# Request:
Quote the records below in full, exactly as given, with the images taken out.

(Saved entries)
╔══
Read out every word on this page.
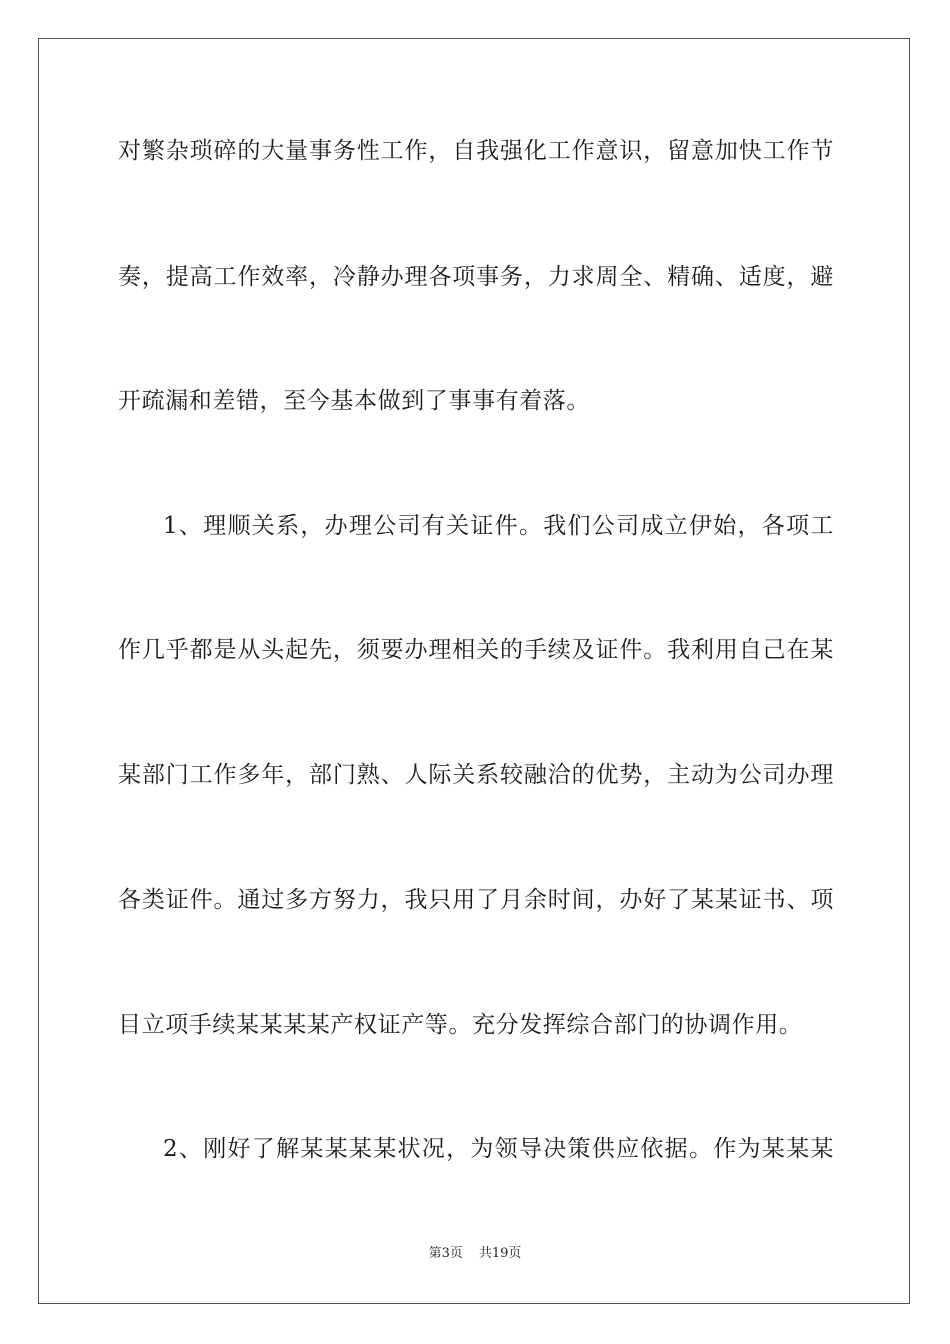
对繁杂琐碎的大量事务性工作，自我强化工作意识，留意加快工作节
奏，提高工作效率，冷静办理各项事务，力求周全、精确、适度，避
开疏漏和差错，至今基本做到了事事有着落。
1、理顺关系，办理公司有关证件。我们公司成立伊始，各项工
作几乎都是从头起先，须要办理相关的手续及证件。我利用自己在某
某部门工作多年，部门熟、人际关系较融洽的优势，主动为公司办理
各类证件。通过多方努力，我只用了月余时间，办好了某某证书、项
目立项手续某某某某产权证产等。充分发挥综合部门的协调作用。
2、刚好了解某某某某状况，为领导决策供应依据。作为某某某
第3页 共19页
╚══
# Answer to this exercise:
Read out every word on this page.
对繁杂琐碎的大量事务性工作，自我强化工作意识，留意加快工作节
奏，提高工作效率，冷静办理各项事务，力求周全、精确、适度，避
开疏漏和差错，至今基本做到了事事有着落。
1、理顺关系，办理公司有关证件。我们公司成立伊始，各项工
作几乎都是从头起先，须要办理相关的手续及证件。我利用自己在某
某部门工作多年，部门熟、人际关系较融洽的优势，主动为公司办理
各类证件。通过多方努力，我只用了月余时间，办好了某某证书、项
目立项手续某某某某产权证产等。充分发挥综合部门的协调作用。
2、刚好了解某某某某状况，为领导决策供应依据。作为某某某
第3页 共19页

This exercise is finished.